::: THE INPUT
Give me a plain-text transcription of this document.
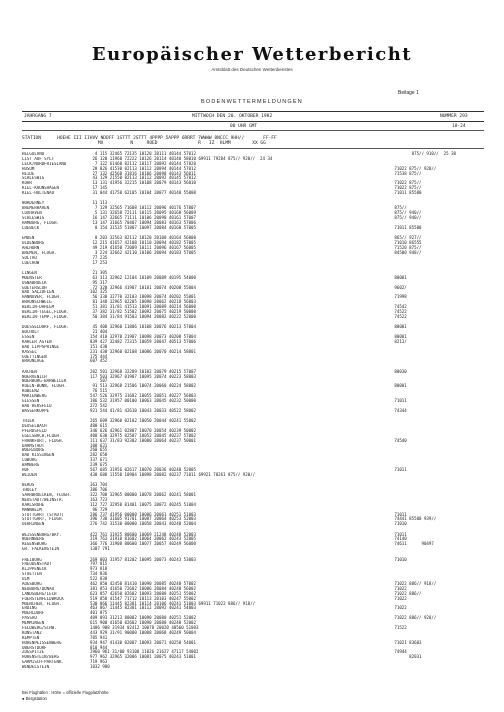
Europäischer Wetterbericht
Amtsblatt des Deutschen Wetterdienstes
Beilage 1
BODENWETTERMELDUNGEN
JAHRGANG 7	MITTWOCH DEN 20. OKTOBER 1982	NUMMER 293
00 UHR GMT	18-24
STATION      HOEHE III IIHVV NDDFF 1STTT 2STTT 4PPPP 5APPP 6RRRT 7WWWW 8NCCC 9HH//       FF-FF
MX          N     ROED               R   IZ  HLMM        XX GG
HELGOLAND	4 115 32465 72135 10120 20111 40144 57012	875// 910//  25 38
LIST AUF SYLT	26 120 11960 72222 10126 20114 40140 58010 69911 79284 875// 920//  24 34
LECK/NORDFRIESLAND	7 122 61460 82112 10117 20092 40144 57020
HUSUM	28 026 41530 82113 10112 20094 40144 57012	71022 875// 920//
HEIDE	27 132 42560 31816 10106 20098 40143 56011	71538 875//
SCHLESWIG	43 129 21550 82113 10112 20092 40145 57012
KOHR	13 131 41956 32215 10108 20079 40143 56010	71022 875//
KIEL-KRONSHAGEN	17 145	71022 875//
KIEL-HOLTENAU	31 044 41750 62105 10104 20077 40148 55008	71011 85580
NORDERNEY	11 113
BREMERHAVEN	7 129 32565 71608 10112 20096 40176 57007	875//
CUXHAVEN	5 131 32658 72111 10115 20095 40168 56009	875// 940//
SCHLESWIG	16 147 32665 71111 10106 20098 40161 57007	875// 940//
HAMBURG, FLUGH.	13 147 31665 70407 10094 20083 40163 57006
LUEBECK	8 154 31535 51807 10097 20084 40168 57005	71011 85580
EMDEN	8 203 32563 82112 10120 20100 40164 56008	865// 927//
OLDENBURG	12 215 41657 42108 10110 20094 40182 57005	71010 86555
AHLHORN	49 219 41650 72009 10111 20096 40167 56005	71520 875//
BREMEN, FLUGH.	3 224 32662 42110 10106 20094 40183 57005	84500 948//
SOLTAU	77 235
LUECHOW	17 253
LINGEN	21 305
MUENSTER	63 313 32962 12104 10109 20089 40195 54000	80001
OSNABRUECK	95 317
GUETERSLOH	72 320 32966 41907 10101 20074 40208 55004	9602/
BAD SALZUFLEN	102 325
HANNOVER, FLUGH.	56 338 32770 32103 10098 20074 40202 55001	71998
BRAUNSCHWEIG	81 348 32965 02205 10090 20062 40218 56003
BERLIN-DAHLEM	51 381 31/81 41513 10091 20089 40214 56000	74542
BERLIN-TEGEL,FLUGH.	37 382 31/82 51502 10092 20075 40219 50000	74522
BERLIN-TEMP.,FLUGH.	50 384 31/84 91503 10094 20082 40222 52000	74522
DUESSELDORF, FLUGH.	45 400 32960 11806 10108 20076 40213 57004	80001
BOCHOLT	21 404
ESSEN	154 410 32970 21907 10098 20073 40208 57004	80001
KAHLER ASTEN	839 427 32482 72315 10059 20047 40513 57006	8213/
BAD LIPPSPRINGE	151 430
KASSEL	231 438 32960 02108 10086 20070 40214 58001
GOETTINGEN	175 444
BRAUNLAGE	607 452
AACHEN	202 501 32968 32209 10102 20079 40215 57007	80030
NOERVENICH	117 503 32967 01907 10095 20074 40223 58003
NUERBURG-BARWEILER	507
KOELN-BONN, FLUGH.	91 513 32968 21506 10074 20060 40224 58002	80001
KOBLENZ	76 515
MARIENBERG	547 526 32975 31602 10055 20051 40227 56003
GIESSEN	186 532 31957 00100 10063 20045 40232 50000	71011
BAD HERSFELD	272 542
WASSERKUPPE	921 544 41/81 42610 10043 20033 40522 58002	74344
TRIER	265 609 32960 02102 10050 20044 40241 55002
DEUSELBACH	480 615
PFERDSFELD	346 626 42961 02807 10070 20054 40239 50002
EGELSBACH,FLUGH.	408 630 32975 02507 10052 20045 40237 57002
FRANKFURT, FLUGH.	111 637 31/83 92302 10080 20064 40237 50001	74540
DARMSTADT	108 631
WUERZBURG	268 655
BAD KISSINGEN	282 658
COBURG	337 671
BAMBERG	239 675
HOF	567 685 31956 02617 10070 20036 40240 52005	71011
WEIDEN	438 688 11550 10904 10098 20082 40237 71011 69921 70261 875// 920//
BERUS	363 704
THOLEY	386 706
SAARBRUECKEN, FLUGH.	322 708 32965 00000 10078 20062 40241 58001
NEUSTADT/WEINSTR.	163 723
KARLSRUHE	112 727 32950 01401 10075 20072 40245 51004
MANNHEIM	96 729
STUTTGART (STADT)	286 737 41956 00000 10086 20061 40251 51003	71011
STUTTGART, FLUGH.	396 738 31605 91701 10087 20064 40253 52003	74441 85500 939//
OEHRINGEN	276 742 31530 00000 10058 20043 40248 52004	71010
WEISSENBURG/BAY.	422 761 31925 80600 10069 21248 40248 52003	71011
NUERNBERG	319 763 31910 81602 10064 20062 40243 52005	74140
REGENSBURG	366 776 31908 80600 10077 20057 40249 56000	74611      90497
GR. FALKENSTEIN	1307 791
FREIBURG	269 803 31957 81202 10095 20073 40243 53003	71010
FREUDENSTADT	797 815
KLIPPENECK	973 818
STOETTEN	734 836
ULM	522 838
AUGSBURG	462 850 42450 81410 10090 20085 40248 57002	71022 886// 918//
NEUBURG/DONAU	381 853 41650 72602 10086 20084 40248 56002	71022
LANDSBERG/LECH	623 857 42650 82602 10093 20088 40251 55002	71022 886//
FUERSTENFELDBRUCK	519 858 41547 71712 10113 20103 40247 55002	71022
MUENCHEN, FLUGH.	530 866 11445 82301 10114 20106 40241 51003 69911 71022 886// 918//
ERDING	463 867 11445 82301 10112 20092 40241 54003	71022
MUEHLDORF	401 875
PASSAU	409 893 31213 80002 10090 20080 40251 52002	71022 886// 920//
MEMMINGEN	615 900 41650 82602 10090 20088 40248 52002
FELDBERG/SCHW.	1486 908 31934 02412 10078 20020 40560 51003	71522
KONSTANZ	443 929 31/91 90000 10088 20068 40249 50004
KEMPTEN	705 941
HOHENPEISSENBERG	934 947 41430 02007 10093 20071 40250 54001	71021 83603
OBERSTDORF	810 944
ZUGSPITZE	2960 961 31/00 93108 11026 21627 47117 54002	74944
HOHENSTEIN/BERG	977 962 32965 32006 10081 20075 40243 51001	82031
GARMISCH-PARTENK.	719 963
WENDELSTEIN	1832 980
Bei Flughäfen : Höhe = offizielle Flugplatzhöhe
● Bergstation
::::::
# [AIM]
Gather each line of the listing containing the word "BERLIN" and show it.

# [EXERCISE RESULT]
BERLIN-DAHLEM	51 381 31/81 41513 10091 20089 40214 56000	74542
BERLIN-TEGEL,FLUGH.	37 382 31/82 51502 10092 20075 40219 50000	74522
BERLIN-TEMP.,FLUGH.	50 384 31/84 91503 10094 20082 40222 52000	74522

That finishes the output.